Wherever the word "JSON" shows up in a line, please copy that line.

(Stored data)
================

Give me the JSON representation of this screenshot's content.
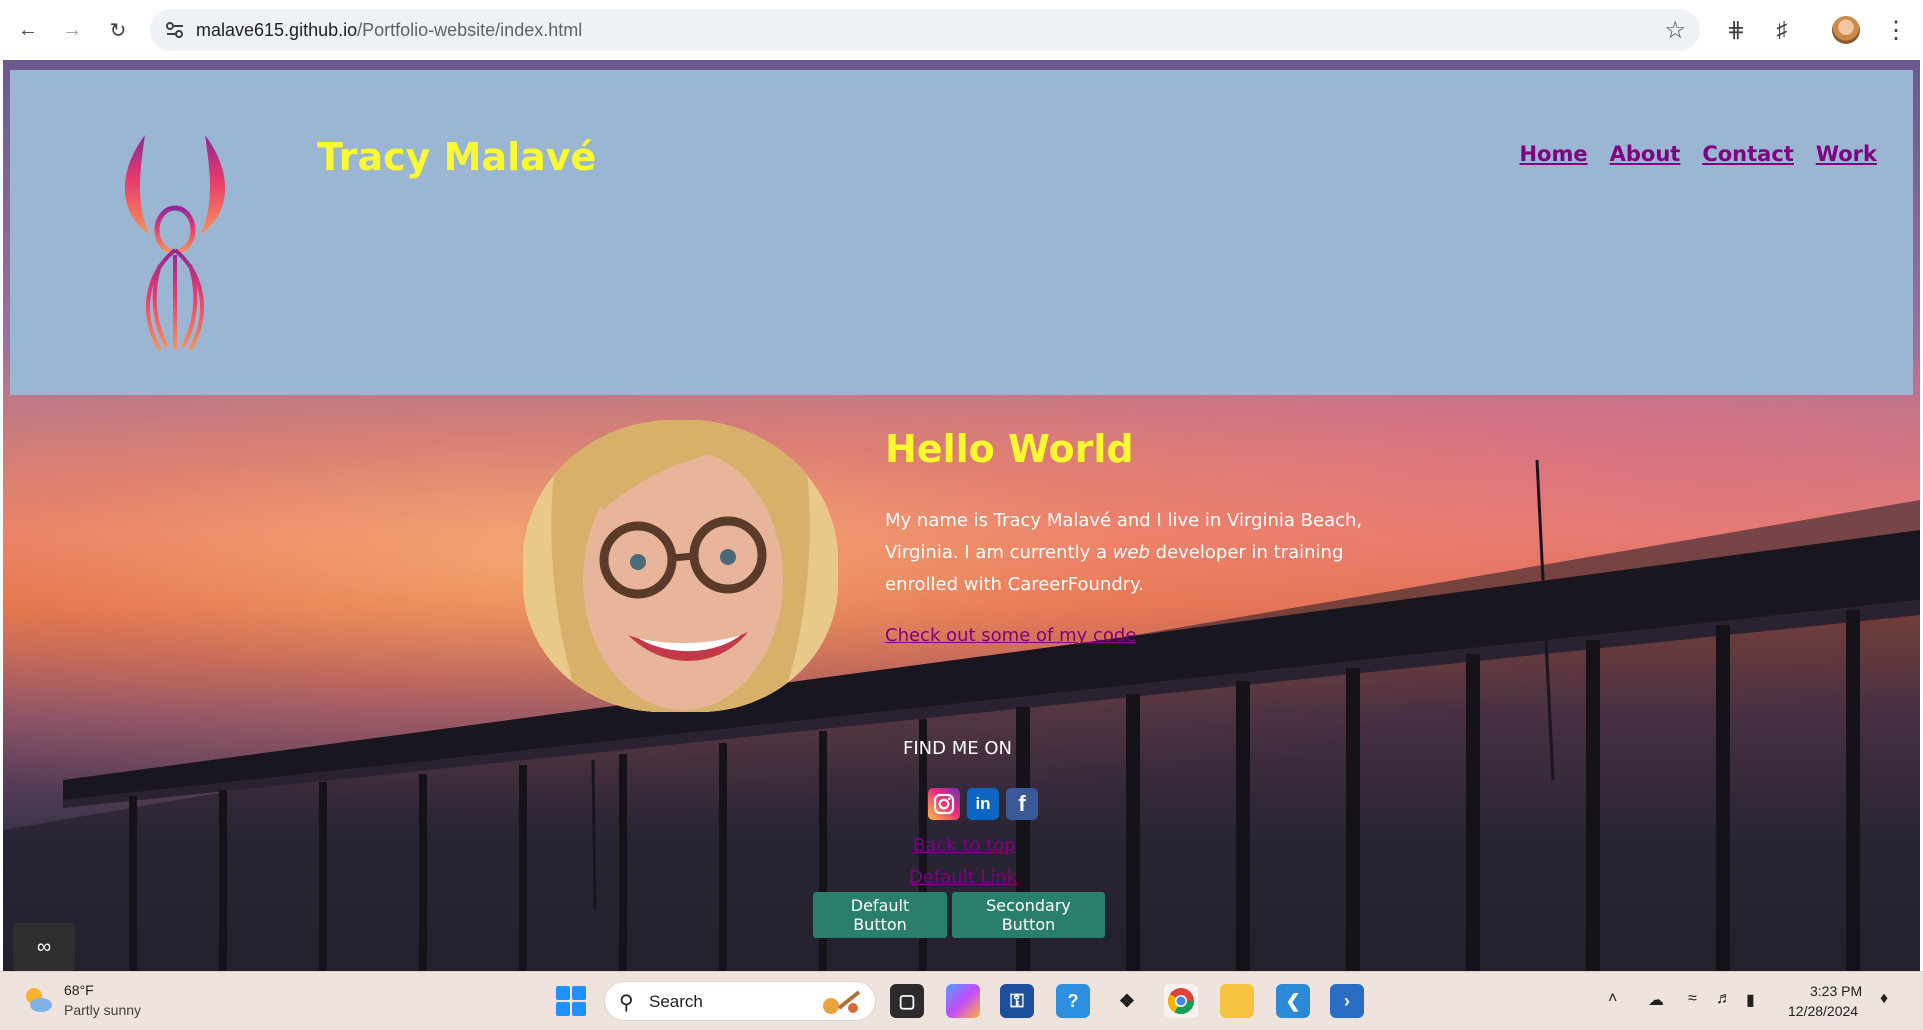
{
  "browser": {
    "url_host": "malave615.github.io",
    "url_path": "/Portfolio-website/index.html"
  },
  "site": {
    "title": "Tracy Malavé",
    "nav": [
      "Home",
      "About",
      "Contact",
      "Work"
    ]
  },
  "intro": {
    "heading": "Hello World",
    "bio_part1": "My name is Tracy Malavé and I live in Virginia Beach, Virginia. I am currently a ",
    "bio_em": "web",
    "bio_part2": " developer in training enrolled with CareerFoundry.",
    "code_link": "Check out some of my code"
  },
  "footer": {
    "find_me": "FIND ME ON",
    "socials": [
      "instagram",
      "linkedin",
      "facebook"
    ],
    "linkedin_text": "in",
    "facebook_text": "f",
    "back_to_top": "Back to top",
    "default_link": "Default Link",
    "default_button": "Default Button",
    "secondary_button": "Secondary Button"
  },
  "colors": {
    "header_band": "#9ab6d3",
    "title_yellow": "#fafa2e",
    "link_purple": "#800080",
    "button_teal": "#2a7f6c"
  },
  "taskbar": {
    "weather_temp": "68°F",
    "weather_desc": "Partly sunny",
    "search_placeholder": "Search",
    "time": "3:23 PM",
    "date": "12/28/2024"
  }
}
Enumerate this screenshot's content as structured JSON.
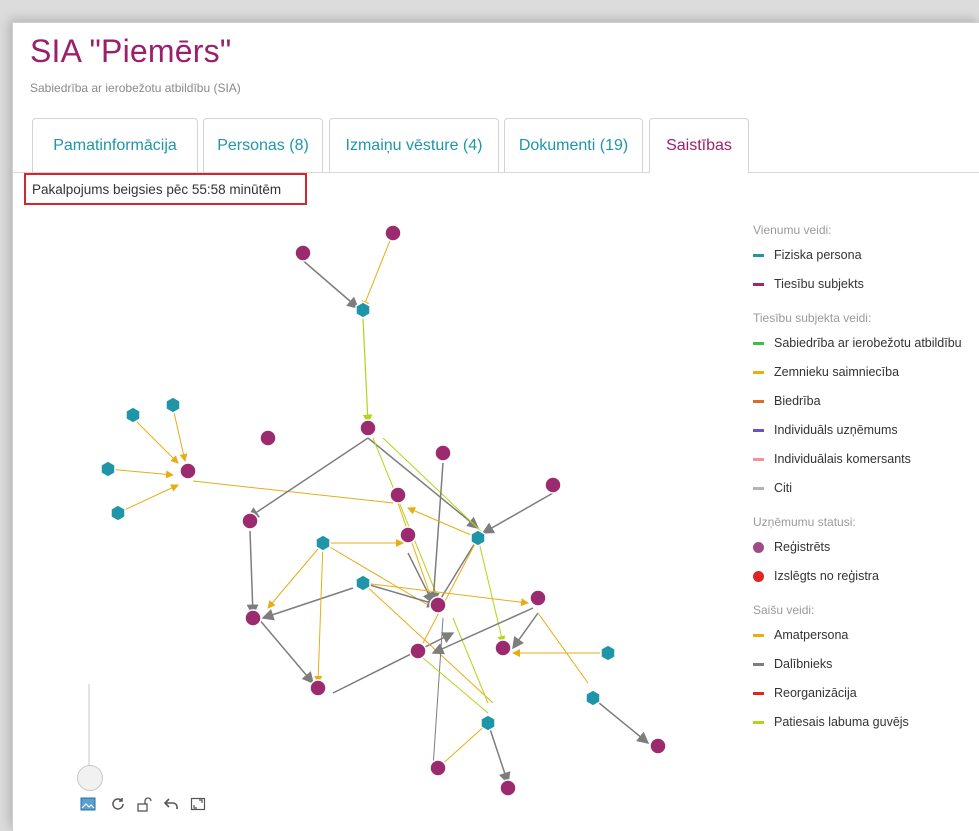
{
  "header": {
    "title": "SIA \"Piemērs\"",
    "subtitle": "Sabiedrība ar ierobežotu atbildību (SIA)"
  },
  "tabs": [
    {
      "label": "Pamatinformācija",
      "active": false
    },
    {
      "label": "Personas (8)",
      "active": false
    },
    {
      "label": "Izmaiņu vēsture (4)",
      "active": false
    },
    {
      "label": "Dokumenti (19)",
      "active": false
    },
    {
      "label": "Saistības",
      "active": true
    }
  ],
  "notice": "Pakalpojums beigsies pēc 55:58 minūtēm",
  "legend": {
    "entity_types_heading": "Vienumu veidi:",
    "entity_types": [
      {
        "label": "Fiziska persona",
        "color": "#1f95a8"
      },
      {
        "label": "Tiesību subjekts",
        "color": "#9b2a6e"
      }
    ],
    "legal_types_heading": "Tiesību subjekta veidi:",
    "legal_types": [
      {
        "label": "Sabiedrība ar ierobežotu atbildību",
        "color": "#3fbf3f"
      },
      {
        "label": "Zemnieku saimniecība",
        "color": "#e6ad14"
      },
      {
        "label": "Biedrība",
        "color": "#e06a2c"
      },
      {
        "label": "Individuāls uzņēmums",
        "color": "#6a52c4"
      },
      {
        "label": "Individuālais komersants",
        "color": "#f4939a"
      },
      {
        "label": "Citi",
        "color": "#b5b5b5"
      }
    ],
    "status_heading": "Uzņēmumu statusi:",
    "statuses": [
      {
        "label": "Reģistrēts",
        "color": "#a04a8a"
      },
      {
        "label": "Izslēgts no reģistra",
        "color": "#e02424"
      }
    ],
    "link_types_heading": "Saišu veidi:",
    "link_types": [
      {
        "label": "Amatpersona",
        "color": "#e6ad14"
      },
      {
        "label": "Dalībnieks",
        "color": "#7d7d7d"
      },
      {
        "label": "Reorganizācija",
        "color": "#e02424"
      },
      {
        "label": "Patiesais labuma guvējs",
        "color": "#b5d418"
      }
    ]
  },
  "controls": {
    "icons": [
      "image-icon",
      "refresh-icon",
      "unlock-icon",
      "undo-icon",
      "fullscreen-icon"
    ]
  }
}
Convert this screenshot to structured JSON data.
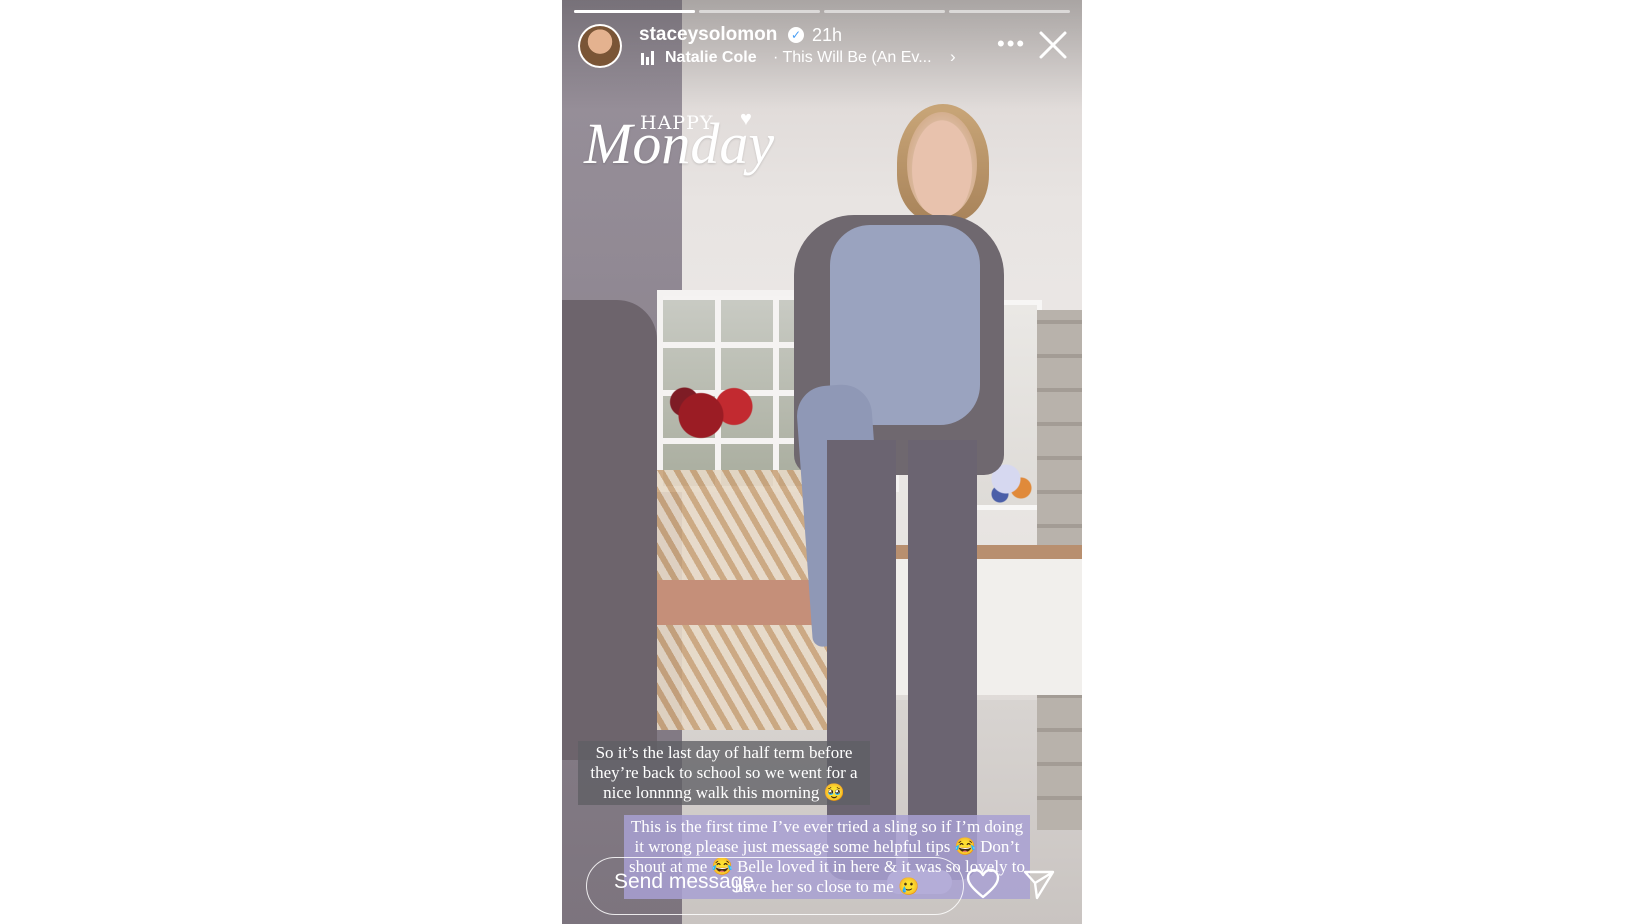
{
  "story": {
    "progress": [
      1,
      0,
      0,
      0
    ],
    "username": "staceysolomon",
    "posted": "21h",
    "music": {
      "artist": "Natalie Cole",
      "title": "· This Will Be (An Ev..."
    },
    "sticker_top": "HAPPY",
    "sticker_main": "Monday",
    "caption1": "So it’s the last day of half term before they’re back to school so we went for a nice lonnnng walk this morning 🥹",
    "caption2": "This is the first time I’ve ever tried a sling so if I’m doing it wrong please just message some helpful tips 😂 Don’t shout at me 😂 Belle loved it in here & it was so lovely to have her so close to me 🥲",
    "reply_placeholder": "Send message",
    "icons": {
      "verified": "verified-badge-icon",
      "more": "more-options-icon",
      "close": "close-icon",
      "like": "heart-icon",
      "share": "send-icon",
      "music": "music-bars-icon"
    }
  }
}
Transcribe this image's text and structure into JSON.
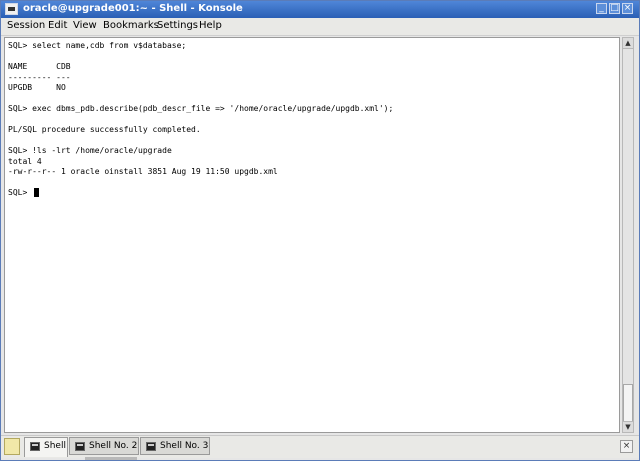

================

▶ _EXPECTED OUTPUT_:
Give me the JSON representation of this screenshot's content.
Enumerate this screenshot's content as structured JSON.
Convert this screenshot to structured JSON data.
Transcribe this image's text and structure into JSON.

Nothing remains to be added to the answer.